### Problem requirements
Pull out every line below that contains the word "Ausprägung".

═════ Exercise inputs

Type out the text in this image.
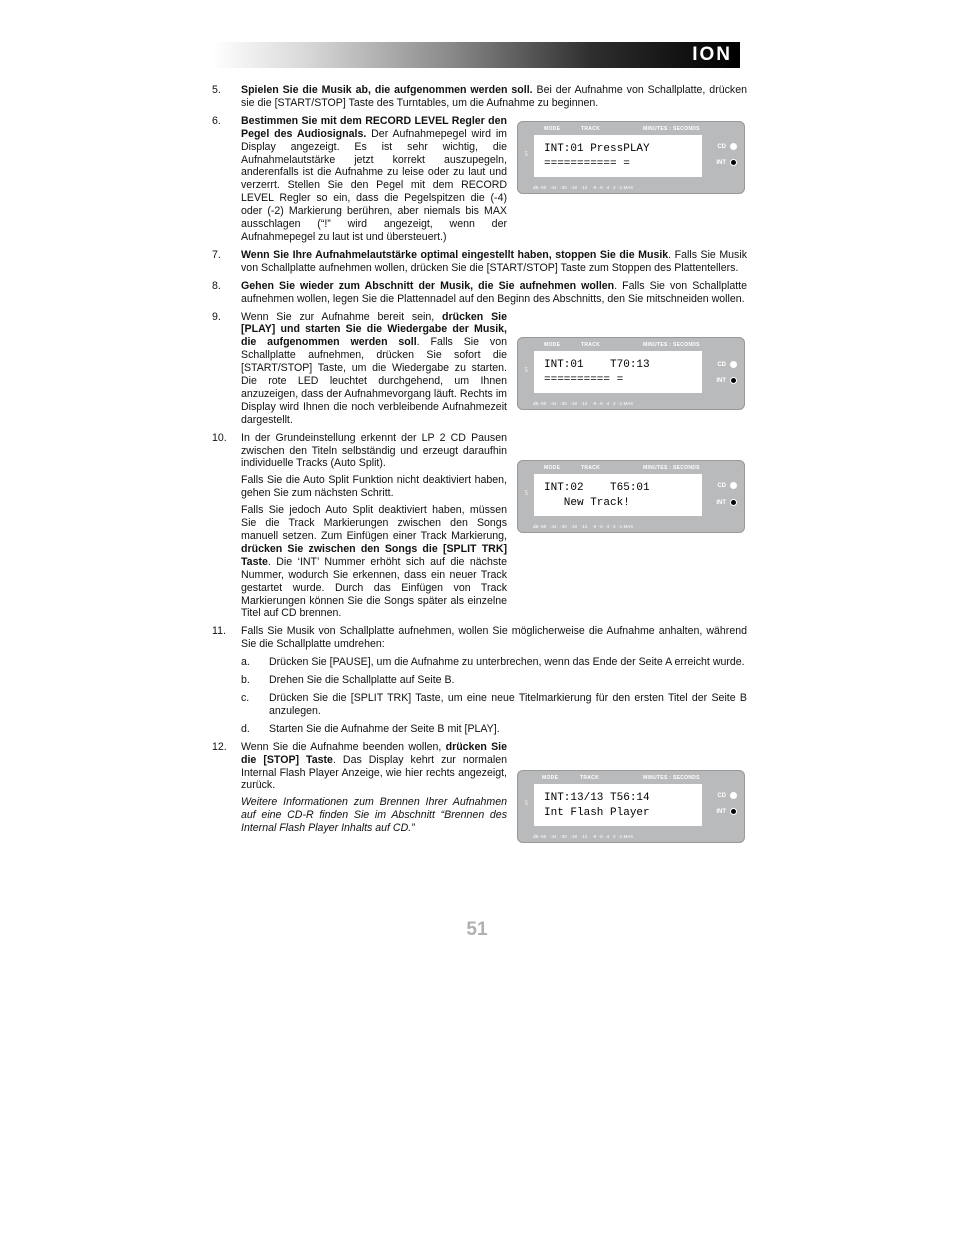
ION
5. Spielen Sie die Musik ab, die aufgenommen werden soll. Bei der Aufnahme von Schallplatte, drücken sie die [START/STOP] Taste des Turntables, um die Aufnahme zu beginnen.
6. Bestimmen Sie mit dem RECORD LEVEL Regler den Pegel des Audiosignals. Der Aufnahmepegel wird im Display angezeigt. Es ist sehr wichtig, die Aufnahmelautstärke jetzt korrekt auszupegeln, anderenfalls ist die Aufnahme zu leise oder zu laut und verzerrt. Stellen Sie den Pegel mit dem RECORD LEVEL Regler so ein, dass die Pegelspitzen die (-4) oder (-2) Markierung berühren, aber niemals bis MAX ausschlagen (“!” wird angezeigt, wenn der Aufnahmepegel zu laut ist und übersteuert.)
7. Wenn Sie Ihre Aufnahmelautstärke optimal eingestellt haben, stoppen Sie die Musik. Falls Sie Musik von Schallplatte aufnehmen wollen, drücken Sie die [START/STOP] Taste zum Stoppen des Plattentellers.
8. Gehen Sie wieder zum Abschnitt der Musik, die Sie aufnehmen wollen. Falls Sie von Schallplatte aufnehmen wollen, legen Sie die Plattennadel auf den Beginn des Abschnitts, den Sie mitschneiden wollen.
9. Wenn Sie zur Aufnahme bereit sein, drücken Sie [PLAY] und starten Sie die Wiedergabe der Musik, die aufgenommen werden soll. Falls Sie von Schallplatte aufnehmen, drücken Sie sofort die [START/STOP] Taste, um die Wiedergabe zu starten. Die rote LED leuchtet durchgehend, um Ihnen anzuzeigen, dass der Aufnahmevorgang läuft. Rechts im Display wird Ihnen die noch verbleibende Aufnahmezeit dargestellt.
10. In der Grundeinstellung erkennt der LP 2 CD Pausen zwischen den Titeln selbständig und erzeugt daraufhin individuelle Tracks (Auto Split).

Falls Sie die Auto Split Funktion nicht deaktiviert haben, gehen Sie zum nächsten Schritt.

Falls Sie jedoch Auto Split deaktiviert haben, müssen Sie die Track Markierungen zwischen den Songs manuell setzen. Zum Einfügen einer Track Markierung, drücken Sie zwischen den Songs die [SPLIT TRK] Taste. Die ‘INT’ Nummer erhöht sich auf die nächste Nummer, wodurch Sie erkennen, dass ein neuer Track gestartet wurde. Durch das Einfügen von Track Markierungen können Sie die Songs später als einzelne Titel auf CD brennen.

11. Falls Sie Musik von Schallplatte aufnehmen, wollen Sie möglicherweise die Aufnahme anhalten, während Sie die Schallplatte umdrehen:
a. Drücken Sie [PAUSE], um die Aufnahme zu unterbrechen, wenn das Ende der Seite A erreicht wurde.
b. Drehen Sie die Schallplatte auf Seite B.
c. Drücken Sie die [SPLIT TRK] Taste, um eine neue Titelmarkierung für den ersten Titel der Seite B anzulegen.
d. Starten Sie die Aufnahme der Seite B mit [PLAY].
12. Wenn Sie die Aufnahme beenden wollen, drücken Sie die [STOP] Taste. Das Display kehrt zur normalen Internal Flash Player Anzeige, wie hier rechts angezeigt, zurück.

Weitere Informationen zum Brennen Ihrer Aufnahmen auf eine CD-R finden Sie im Abschnitt “Brennen des Internal Flash Player Inhalts auf CD.”

MODE	TRACK	MINUTES : SECONDS
LR INT:01 PressPLAY
=========== =
CD
INT
dB -60   -44   -30   -18   -12    -9  -6  -4  -2  -1 MAX
MODE	TRACK	MINUTES : SECONDS
LR INT:01    T70:13
========== =
CD
INT
dB -60   -44   -30   -18   -12    -9  -6  -4  -2  -1 MAX
MODE	TRACK	MINUTES : SECONDS
LR INT:02    T65:01
New Track!
CD
INT
dB -60   -44   -30   -18   -12    -9  -6  -4  -2  -1 MAX
MODE	TRACK	MINUTES : SECONDS
LR INT:13/13 T56:14
Int Flash Player
CD
INT
dB -60   -44   -30   -18   -12    -9  -6  -4  -2  -1 MAX
51
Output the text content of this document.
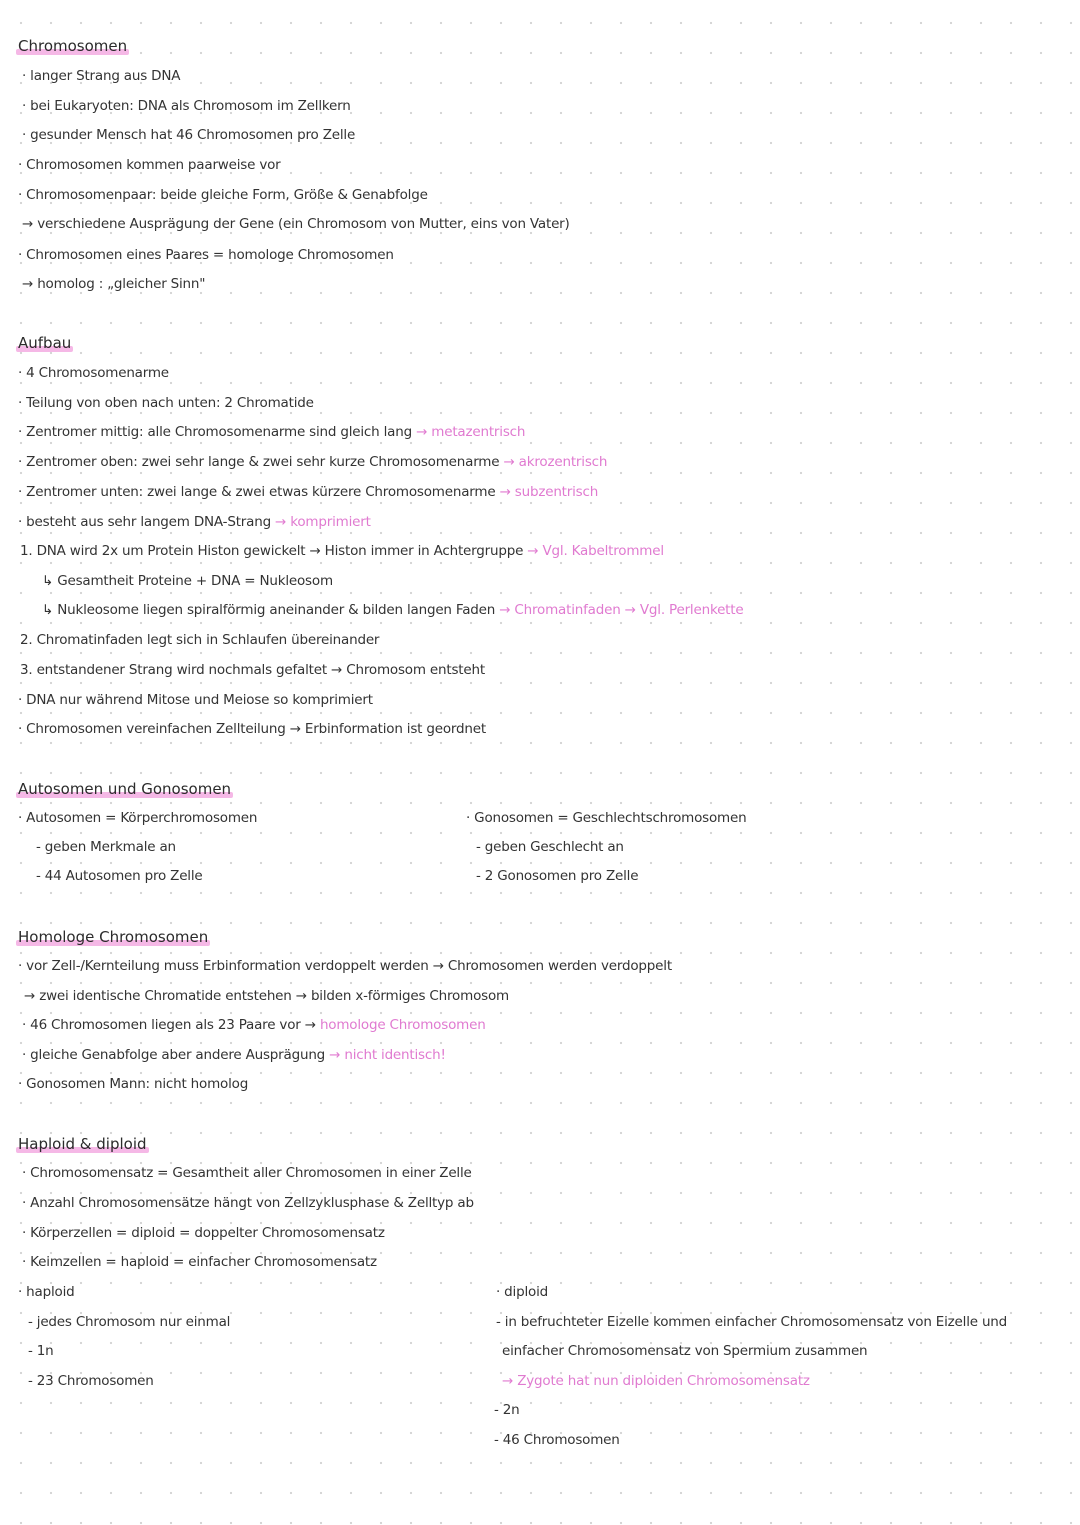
Chromosomen
· langer Strang aus DNA
· bei Eukaryoten: DNA als Chromosom im Zellkern
· gesunder Mensch hat 46 Chromosomen pro Zelle
· Chromosomen kommen paarweise vor
· Chromosomenpaar: beide gleiche Form, Größe & Genabfolge
→ verschiedene Ausprägung der Gene (ein Chromosom von Mutter, eins von Vater)
· Chromosomen eines Paares = homologe Chromosomen
→ homolog : „gleicher Sinn"
Aufbau
· 4 Chromosomenarme
· Teilung von oben nach unten: 2 Chromatide
· Zentromer mittig: alle Chromosomenarme sind gleich lang → metazentrisch
· Zentromer oben: zwei sehr lange & zwei sehr kurze Chromosomenarme → akrozentrisch
· Zentromer unten: zwei lange & zwei etwas kürzere Chromosomenarme → subzentrisch
· besteht aus sehr langem DNA-Strang → komprimiert
1. DNA wird 2x um Protein Histon gewickelt → Histon immer in Achtergruppe → Vgl. Kabeltrommel
↳ Gesamtheit Proteine + DNA = Nukleosom
↳ Nukleosome liegen spiralförmig aneinander & bilden langen Faden → Chromatinfaden → Vgl. Perlenkette
2. Chromatinfaden legt sich in Schlaufen übereinander
3. entstandener Strang wird nochmals gefaltet → Chromosom entsteht
· DNA nur während Mitose und Meiose so komprimiert
· Chromosomen vereinfachen Zellteilung → Erbinformation ist geordnet
Autosomen und Gonosomen
· Autosomen = Körperchromosomen
- geben Merkmale an
- 44 Autosomen pro Zelle
· Gonosomen = Geschlechtschromosomen
- geben Geschlecht an
- 2 Gonosomen pro Zelle
Homologe Chromosomen
· vor Zell-/Kernteilung muss Erbinformation verdoppelt werden → Chromosomen werden verdoppelt
→ zwei identische Chromatide entstehen → bilden x-förmiges Chromosom
· 46 Chromosomen liegen als 23 Paare vor → homologe Chromosomen
· gleiche Genabfolge aber andere Ausprägung → nicht identisch!
· Gonosomen Mann: nicht homolog
Haploid & diploid
· Chromosomensatz = Gesamtheit aller Chromosomen in einer Zelle
· Anzahl Chromosomensätze hängt von Zellzyklusphase & Zelltyp ab
· Körperzellen = diploid = doppelter Chromosomensatz
· Keimzellen = haploid = einfacher Chromosomensatz
· haploid
- jedes Chromosom nur einmal
- 1n
- 23 Chromosomen
· diploid
- in befruchteter Eizelle kommen einfacher Chromosomensatz von Eizelle und
einfacher Chromosomensatz von Spermium zusammen
→ Zygote hat nun diploiden Chromosomensatz
- 2n
- 46 Chromosomen
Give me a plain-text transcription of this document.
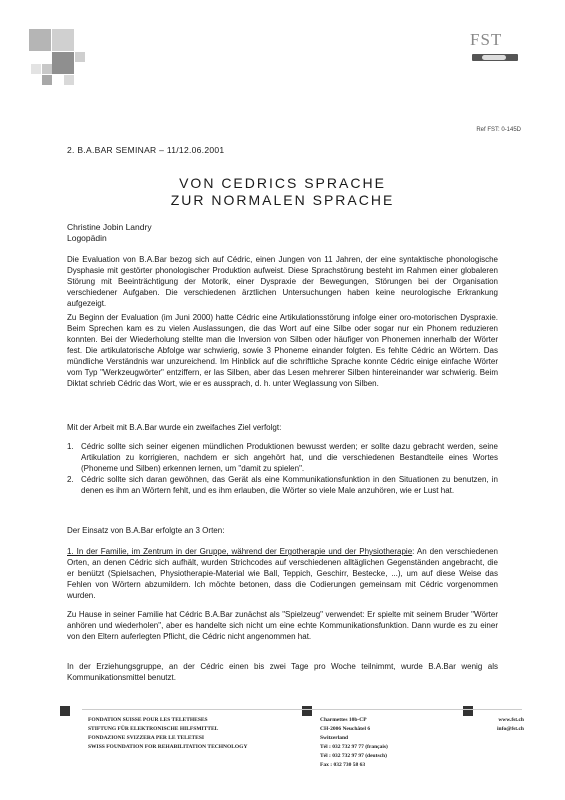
FST
Ref FST: 0-145D
2. B.A.BAR SEMINAR – 11/12.06.2001
VON CEDRICS SPRACHE
ZUR NORMALEN SPRACHE
Christine Jobin Landry
Logopädin
Die Evaluation von B.A.Bar bezog sich auf Cédric, einen Jungen von 11 Jahren, der eine syntaktische phonologische Dysphasie mit gestörter phonologischer Produktion aufweist. Diese Sprachstörung besteht im Rahmen einer globaleren Störung mit Beeinträchtigung der Motorik, einer Dyspraxie der Bewegungen, Störungen bei der Organisation verschiedener Aufgaben. Die verschiedenen ärztlichen Untersuchungen haben keine neurologische Erkrankung aufgezeigt.
Zu Beginn der Evaluation (im Juni 2000) hatte Cédric eine Artikulationsstörung infolge einer oro-motorischen Dyspraxie. Beim Sprechen kam es zu vielen Auslassungen, die das Wort auf eine Silbe oder sogar nur ein Phonem reduzieren konnten. Bei der Wiederholung stellte man die Inversion von Silben oder häufiger von Phonemen innerhalb der Wörter fest. Die artikulatorische Abfolge war schwierig, sowie 3 Phoneme einander folgten. Es fehlte Cédric an Wörtern. Das mündliche Verständnis war unzureichend. Im Hinblick auf die schriftliche Sprache konnte Cédric einige einfache Wörter vom Typ "Werkzeugwörter" entziffern, er las Silben, aber das Lesen mehrerer Silben hintereinander war schwierig. Beim Diktat schrieb Cédric das Wort, wie er es aussprach, d. h. unter Weglassung von Silben.
Mit der Arbeit mit B.A.Bar wurde ein zweifaches Ziel verfolgt:
1. Cédric sollte sich seiner eigenen mündlichen Produktionen bewusst werden; er sollte dazu gebracht werden, seine Artikulation zu korrigieren, nachdem er sich angehört hat, und die verschiedenen Bestandteile eines Wortes (Phoneme und Silben) erkennen lernen, um "damit zu spielen".
2. Cédric sollte sich daran gewöhnen, das Gerät als eine Kommunikationsfunktion in den Situationen zu benutzen, in denen es ihm an Wörtern fehlt, und es ihm erlauben, die Wörter so viele Male anzuhören, wie er Lust hat.
Der Einsatz von B.A.Bar erfolgte an 3 Orten:
1. In der Familie, im Zentrum in der Gruppe, während der Ergotherapie und der Physiotherapie: An den verschiedenen Orten, an denen Cédric sich aufhält, wurden Strichcodes auf verschiedenen alltäglichen Gegenständen angebracht, die er benützt (Spielsachen, Physiotherapie-Material wie Ball, Teppich, Geschirr, Bestecke, ...), um auf diese Weise das Fehlen von Wörtern abzumildern. Ich möchte betonen, dass die Codierungen gemeinsam mit Cédric vorgenommen wurden.
Zu Hause in seiner Familie hat Cédric B.A.Bar zunächst als "Spielzeug" verwendet: Er spielte mit seinem Bruder "Wörter anhören und wiederholen", aber es handelte sich nicht um eine echte Kommunikationsfunktion. Dann wurde es zu einer von den Eltern auferlegten Pflicht, die Cédric nicht angenommen hat.
In der Erziehungsgruppe, an der Cédric einen bis zwei Tage pro Woche teilnimmt, wurde B.A.Bar wenig als Kommunikationsmittel benutzt.
FONDATION SUISSE POUR LES TELETHESES
STIFTUNG FÜR ELEKTRONISCHE HILFSMITTEL
FONDAZIONE SVIZZERA PER LE TELETESI
SWISS FOUNDATION FOR REHABILITATION TECHNOLOGY
Charmettes 10b-CP
CH-2006 Neuchâtel 6
Switzerland
Tél : 032 732 97 77 (français)
Tél : 032 732 97 97 (deutsch)
Fax : 032 730 58 63
www.fst.ch
info@fst.ch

══════════

### Solved exercise
→ verschiedene Ausprägung der Gene (ein Chromosom von Mutter, eins von Vater)
· gleiche Genabfolge aber andere Ausprägung → nicht identisch!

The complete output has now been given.